#### Short exercise
Write every line out verbatim and omit the pictures.

========================================

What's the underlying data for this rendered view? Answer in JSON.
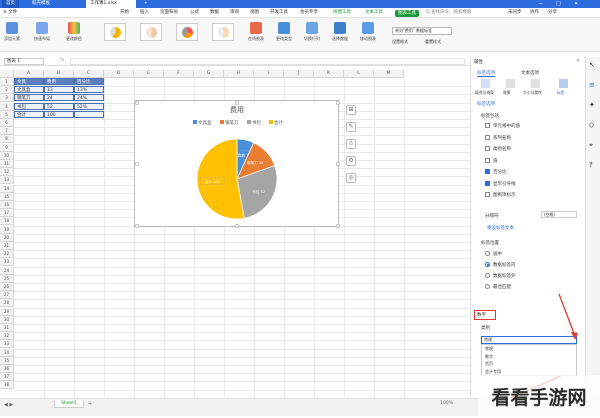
{
  "titlebar": {
    "tabs": [
      {
        "label": "首页"
      },
      {
        "label": "稻壳模板"
      },
      {
        "label": "工作簿1.xlsx"
      },
      {
        "label": "+"
      }
    ],
    "right": {
      "cloud": "未登录",
      "share": "分享"
    }
  },
  "menubar": {
    "file": "≡ 文件",
    "items": [
      "开始",
      "插入",
      "页面布局",
      "公式",
      "数据",
      "审阅",
      "视图",
      "开发工具",
      "会员专享"
    ],
    "chart_tools": "绘图工具",
    "text_tools": "文本工具",
    "chart_tools_active": "图表工具",
    "search": "Q 查找命令、搜索模板",
    "right": [
      "未同步",
      "协作",
      "分享"
    ]
  },
  "ribbon": {
    "buttons": [
      "添加元素",
      "快速布局",
      "更改颜色"
    ],
    "buttons2": [
      "在线图表",
      "更改类型",
      "切换行列",
      "选择数据",
      "移动图表"
    ],
    "series_select": "系列\"费用\" 数据标签",
    "format_label": "设置格式",
    "reset_label": "重置样式"
  },
  "formulabar": {
    "name_box": "图表 1",
    "fx": "fx"
  },
  "sheet": {
    "columns": [
      "A",
      "B",
      "C",
      "D",
      "E",
      "F",
      "G",
      "H",
      "I",
      "J",
      "K",
      "L",
      "M"
    ],
    "rows": [
      "1",
      "2",
      "3",
      "4",
      "5",
      "6",
      "7",
      "8",
      "9",
      "10",
      "11",
      "12",
      "13",
      "14",
      "15",
      "16",
      "17",
      "18",
      "19",
      "20",
      "21",
      "22",
      "23",
      "24",
      "25",
      "26",
      "27",
      "28",
      "29",
      "30",
      "31",
      "32",
      "33",
      "34",
      "35",
      "36",
      "37",
      "38"
    ],
    "table": [
      [
        "文具",
        "费用",
        "百分比"
      ],
      [
        "文具盒",
        "13",
        "13%"
      ],
      [
        "钢笔刀",
        "24",
        "24%"
      ],
      [
        "书包",
        "52",
        "52%"
      ],
      [
        "合计",
        "100",
        ""
      ]
    ],
    "sheet_tab": "Sheet1"
  },
  "chart_data": {
    "type": "pie",
    "title": "费用",
    "categories": [
      "文具盒",
      "钢笔刀",
      "书包",
      "合计"
    ],
    "values": [
      13,
      24,
      52,
      100
    ],
    "slice_labels": [
      "文具盒 13",
      "钢笔刀 24",
      "书包 52",
      "合计 100"
    ],
    "legend_placement": "top",
    "colors": [
      "#4a90d9",
      "#ed7d31",
      "#a5a5a5",
      "#ffc000"
    ]
  },
  "pane": {
    "title": "属性",
    "tabs": [
      "标签选项",
      "文本选项"
    ],
    "subtabs": [
      "填充与线条",
      "效果",
      "大小与属性",
      "标签"
    ],
    "section": "标签选项",
    "label_includes": "标签包括",
    "checkboxes": [
      {
        "label": "单元格中的值",
        "checked": false
      },
      {
        "label": "系列名称",
        "checked": false
      },
      {
        "label": "类别名称",
        "checked": false
      },
      {
        "label": "值",
        "checked": false
      },
      {
        "label": "百分比",
        "checked": true
      },
      {
        "label": "显示引导线",
        "checked": true
      },
      {
        "label": "图例项标示",
        "checked": false
      }
    ],
    "separator_label": "分隔符",
    "separator_value": "(空格)",
    "reset_text": "重设标签文本",
    "position_label": "标签位置",
    "positions": [
      {
        "label": "居中",
        "on": false
      },
      {
        "label": "数据标签内",
        "on": true
      },
      {
        "label": "数据标签外",
        "on": false
      },
      {
        "label": "最佳匹配",
        "on": false
      }
    ],
    "number_section": "数字",
    "category_label": "类别",
    "category_value": "常规",
    "dropdown_options": [
      "常规",
      "数字",
      "货币",
      "会计专用"
    ]
  },
  "statusbar": {
    "zoom": "100%"
  },
  "watermark": {
    "text": "看看手游网"
  }
}
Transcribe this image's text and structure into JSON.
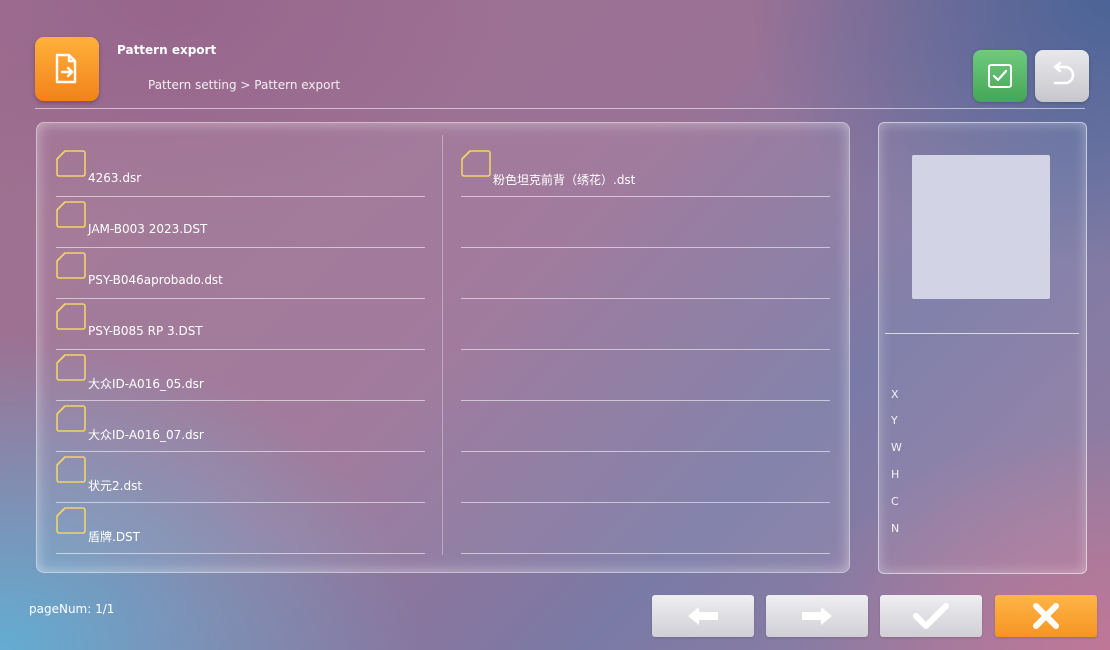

========================================

#### Answer to this task
What's the underlying data for this rendered view? Answer in JSON.
{
  "titlebar": {
    "tabs": [
      {
        "label": "首页"
      },
      {
        "label": "稻壳模板"
      },
      {
        "label": "工作簿1.xlsx"
      },
      {
        "label": "+"
      }
    ],
    "right": {
      "cloud": "未登录",
      "share": "分享"
    }
  },
  "menubar": {
    "file": "≡ 文件",
    "items": [
      "开始",
      "插入",
      "页面布局",
      "公式",
      "数据",
      "审阅",
      "视图",
      "开发工具",
      "会员专享"
    ],
    "chart_tools": "绘图工具",
    "text_tools": "文本工具",
    "chart_tools_active": "图表工具",
    "search": "Q 查找命令、搜索模板",
    "right": [
      "未同步",
      "协作",
      "分享"
    ]
  },
  "ribbon": {
    "buttons": [
      "添加元素",
      "快速布局",
      "更改颜色"
    ],
    "buttons2": [
      "在线图表",
      "更改类型",
      "切换行列",
      "选择数据",
      "移动图表"
    ],
    "series_select": "系列\"费用\" 数据标签",
    "format_label": "设置格式",
    "reset_label": "重置样式"
  },
  "formulabar": {
    "name_box": "图表 1",
    "fx": "fx"
  },
  "sheet": {
    "columns": [
      "A",
      "B",
      "C",
      "D",
      "E",
      "F",
      "G",
      "H",
      "I",
      "J",
      "K",
      "L",
      "M"
    ],
    "rows": [
      "1",
      "2",
      "3",
      "4",
      "5",
      "6",
      "7",
      "8",
      "9",
      "10",
      "11",
      "12",
      "13",
      "14",
      "15",
      "16",
      "17",
      "18",
      "19",
      "20",
      "21",
      "22",
      "23",
      "24",
      "25",
      "26",
      "27",
      "28",
      "29",
      "30",
      "31",
      "32",
      "33",
      "34",
      "35",
      "36",
      "37",
      "38"
    ],
    "table": [
      [
        "文具",
        "费用",
        "百分比"
      ],
      [
        "文具盒",
        "13",
        "13%"
      ],
      [
        "钢笔刀",
        "24",
        "24%"
      ],
      [
        "书包",
        "52",
        "52%"
      ],
      [
        "合计",
        "100",
        ""
      ]
    ],
    "sheet_tab": "Sheet1"
  },
  "chart_data": {
    "type": "pie",
    "title": "费用",
    "categories": [
      "文具盒",
      "钢笔刀",
      "书包",
      "合计"
    ],
    "values": [
      13,
      24,
      52,
      100
    ],
    "slice_labels": [
      "文具盒 13",
      "钢笔刀 24",
      "书包 52",
      "合计 100"
    ],
    "legend_placement": "top",
    "colors": [
      "#4a90d9",
      "#ed7d31",
      "#a5a5a5",
      "#ffc000"
    ]
  },
  "pane": {
    "title": "属性",
    "tabs": [
      "标签选项",
      "文本选项"
    ],
    "subtabs": [
      "填充与线条",
      "效果",
      "大小与属性",
      "标签"
    ],
    "section": "标签选项",
    "label_includes": "标签包括",
    "checkboxes": [
      {
        "label": "单元格中的值",
        "checked": false
      },
      {
        "label": "系列名称",
        "checked": false
      },
      {
        "label": "类别名称",
        "checked": false
      },
      {
        "label": "值",
        "checked": false
      },
      {
        "label": "百分比",
        "checked": true
      },
      {
        "label": "显示引导线",
        "checked": true
      },
      {
        "label": "图例项标示",
        "checked": false
      }
    ],
    "separator_label": "分隔符",
    "separator_value": "(空格)",
    "reset_text": "重设标签文本",
    "position_label": "标签位置",
    "positions": [
      {
        "label": "居中",
        "on": false
      },
      {
        "label": "数据标签内",
        "on": true
      },
      {
        "label": "数据标签外",
        "on": false
      },
      {
        "label": "最佳匹配",
        "on": false
      }
    ],
    "number_section": "数字",
    "category_label": "类别",
    "category_value": "常规",
    "dropdown_options": [
      "常规",
      "数字",
      "货币",
      "会计专用"
    ]
  },
  "statusbar": {
    "zoom": "100%"
  },
  "watermark": {
    "text": "看看手游网"
  }
}
Transcribe this image's text and structure into JSON.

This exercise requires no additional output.